GIVEN EXERCISE — Find and return each line containing "color".

DATASET CONTENT —

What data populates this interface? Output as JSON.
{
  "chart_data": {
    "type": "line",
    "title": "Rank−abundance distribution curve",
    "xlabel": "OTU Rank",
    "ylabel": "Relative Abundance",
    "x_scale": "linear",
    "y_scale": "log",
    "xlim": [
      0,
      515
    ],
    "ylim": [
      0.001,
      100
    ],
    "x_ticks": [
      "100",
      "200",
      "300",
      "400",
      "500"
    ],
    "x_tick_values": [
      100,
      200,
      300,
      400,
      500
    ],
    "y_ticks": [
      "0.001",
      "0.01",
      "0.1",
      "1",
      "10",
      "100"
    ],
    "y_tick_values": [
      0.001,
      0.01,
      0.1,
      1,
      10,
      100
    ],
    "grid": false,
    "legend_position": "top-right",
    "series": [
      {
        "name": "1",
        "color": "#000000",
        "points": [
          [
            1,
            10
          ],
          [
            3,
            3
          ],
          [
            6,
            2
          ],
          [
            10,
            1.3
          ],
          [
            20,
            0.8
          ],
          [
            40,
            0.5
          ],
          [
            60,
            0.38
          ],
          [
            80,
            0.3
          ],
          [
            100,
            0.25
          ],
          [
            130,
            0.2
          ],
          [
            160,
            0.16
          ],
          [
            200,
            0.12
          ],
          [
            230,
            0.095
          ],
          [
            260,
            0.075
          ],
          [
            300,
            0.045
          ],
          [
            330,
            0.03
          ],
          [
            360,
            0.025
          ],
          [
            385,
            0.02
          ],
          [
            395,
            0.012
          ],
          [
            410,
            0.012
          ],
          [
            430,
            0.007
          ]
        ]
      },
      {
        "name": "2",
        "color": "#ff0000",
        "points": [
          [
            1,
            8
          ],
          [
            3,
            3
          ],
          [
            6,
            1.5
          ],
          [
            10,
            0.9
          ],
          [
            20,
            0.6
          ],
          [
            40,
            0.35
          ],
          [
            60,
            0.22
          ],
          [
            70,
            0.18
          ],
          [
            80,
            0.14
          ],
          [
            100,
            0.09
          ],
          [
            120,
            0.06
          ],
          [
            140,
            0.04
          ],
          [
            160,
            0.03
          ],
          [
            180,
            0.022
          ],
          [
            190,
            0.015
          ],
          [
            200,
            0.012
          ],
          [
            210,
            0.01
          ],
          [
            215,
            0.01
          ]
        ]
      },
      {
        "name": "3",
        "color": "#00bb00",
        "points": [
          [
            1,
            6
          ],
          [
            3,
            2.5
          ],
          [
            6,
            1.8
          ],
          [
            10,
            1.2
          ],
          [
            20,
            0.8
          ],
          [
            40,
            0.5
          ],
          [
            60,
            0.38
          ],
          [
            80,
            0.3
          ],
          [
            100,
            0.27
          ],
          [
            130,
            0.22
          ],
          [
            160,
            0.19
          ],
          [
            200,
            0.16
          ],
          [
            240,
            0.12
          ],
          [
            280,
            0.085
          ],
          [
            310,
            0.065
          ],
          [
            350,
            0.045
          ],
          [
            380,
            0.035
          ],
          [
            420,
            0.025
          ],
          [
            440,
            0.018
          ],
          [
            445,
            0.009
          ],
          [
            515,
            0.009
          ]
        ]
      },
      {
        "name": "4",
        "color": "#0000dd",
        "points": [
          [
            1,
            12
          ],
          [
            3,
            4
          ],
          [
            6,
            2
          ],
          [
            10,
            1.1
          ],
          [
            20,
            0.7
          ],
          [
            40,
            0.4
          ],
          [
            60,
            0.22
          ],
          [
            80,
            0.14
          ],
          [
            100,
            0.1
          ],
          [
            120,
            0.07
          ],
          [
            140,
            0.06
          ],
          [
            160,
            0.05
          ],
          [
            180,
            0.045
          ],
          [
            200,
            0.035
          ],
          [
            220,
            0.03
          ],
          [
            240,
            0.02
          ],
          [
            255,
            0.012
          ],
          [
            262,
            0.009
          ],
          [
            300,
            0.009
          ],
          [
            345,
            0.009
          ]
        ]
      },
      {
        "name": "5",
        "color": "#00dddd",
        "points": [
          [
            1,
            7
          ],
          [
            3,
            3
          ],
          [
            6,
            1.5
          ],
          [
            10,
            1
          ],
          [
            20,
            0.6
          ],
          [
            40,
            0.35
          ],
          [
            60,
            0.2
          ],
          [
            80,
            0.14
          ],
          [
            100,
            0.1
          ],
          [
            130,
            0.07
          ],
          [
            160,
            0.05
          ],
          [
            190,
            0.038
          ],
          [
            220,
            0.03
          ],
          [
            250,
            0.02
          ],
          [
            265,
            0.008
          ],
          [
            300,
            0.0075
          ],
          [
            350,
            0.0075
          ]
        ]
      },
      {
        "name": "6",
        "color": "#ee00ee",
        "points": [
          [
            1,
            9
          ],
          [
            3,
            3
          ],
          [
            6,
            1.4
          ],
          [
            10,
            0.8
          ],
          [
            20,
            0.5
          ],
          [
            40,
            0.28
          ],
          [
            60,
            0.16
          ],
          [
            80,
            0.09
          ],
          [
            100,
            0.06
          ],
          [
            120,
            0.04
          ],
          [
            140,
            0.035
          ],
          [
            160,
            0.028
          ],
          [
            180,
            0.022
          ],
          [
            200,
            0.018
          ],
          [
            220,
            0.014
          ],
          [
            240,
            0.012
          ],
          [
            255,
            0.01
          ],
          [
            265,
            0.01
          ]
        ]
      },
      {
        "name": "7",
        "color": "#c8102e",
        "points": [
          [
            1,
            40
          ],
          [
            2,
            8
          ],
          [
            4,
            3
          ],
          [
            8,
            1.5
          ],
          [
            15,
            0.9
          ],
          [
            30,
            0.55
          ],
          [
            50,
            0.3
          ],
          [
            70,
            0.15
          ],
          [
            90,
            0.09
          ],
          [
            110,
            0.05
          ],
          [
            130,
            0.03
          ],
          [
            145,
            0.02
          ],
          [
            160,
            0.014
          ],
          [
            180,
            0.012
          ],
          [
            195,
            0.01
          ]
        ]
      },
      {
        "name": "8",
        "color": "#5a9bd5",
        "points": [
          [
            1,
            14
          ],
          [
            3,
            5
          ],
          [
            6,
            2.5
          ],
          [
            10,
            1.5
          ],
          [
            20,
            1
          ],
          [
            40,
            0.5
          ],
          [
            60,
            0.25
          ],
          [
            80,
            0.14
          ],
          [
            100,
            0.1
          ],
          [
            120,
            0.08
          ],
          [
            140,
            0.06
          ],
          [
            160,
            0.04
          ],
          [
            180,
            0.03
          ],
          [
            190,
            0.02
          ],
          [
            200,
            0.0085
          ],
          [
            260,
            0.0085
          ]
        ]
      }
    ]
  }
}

SOLUTION FOR THIS EXERCISE —
        "color": "#000000",
        "color": "#ff0000",
        "color": "#00bb00",
        "color": "#0000dd",
        "color": "#00dddd",
        "color": "#ee00ee",
        "color": "#c8102e",
        "color": "#5a9bd5",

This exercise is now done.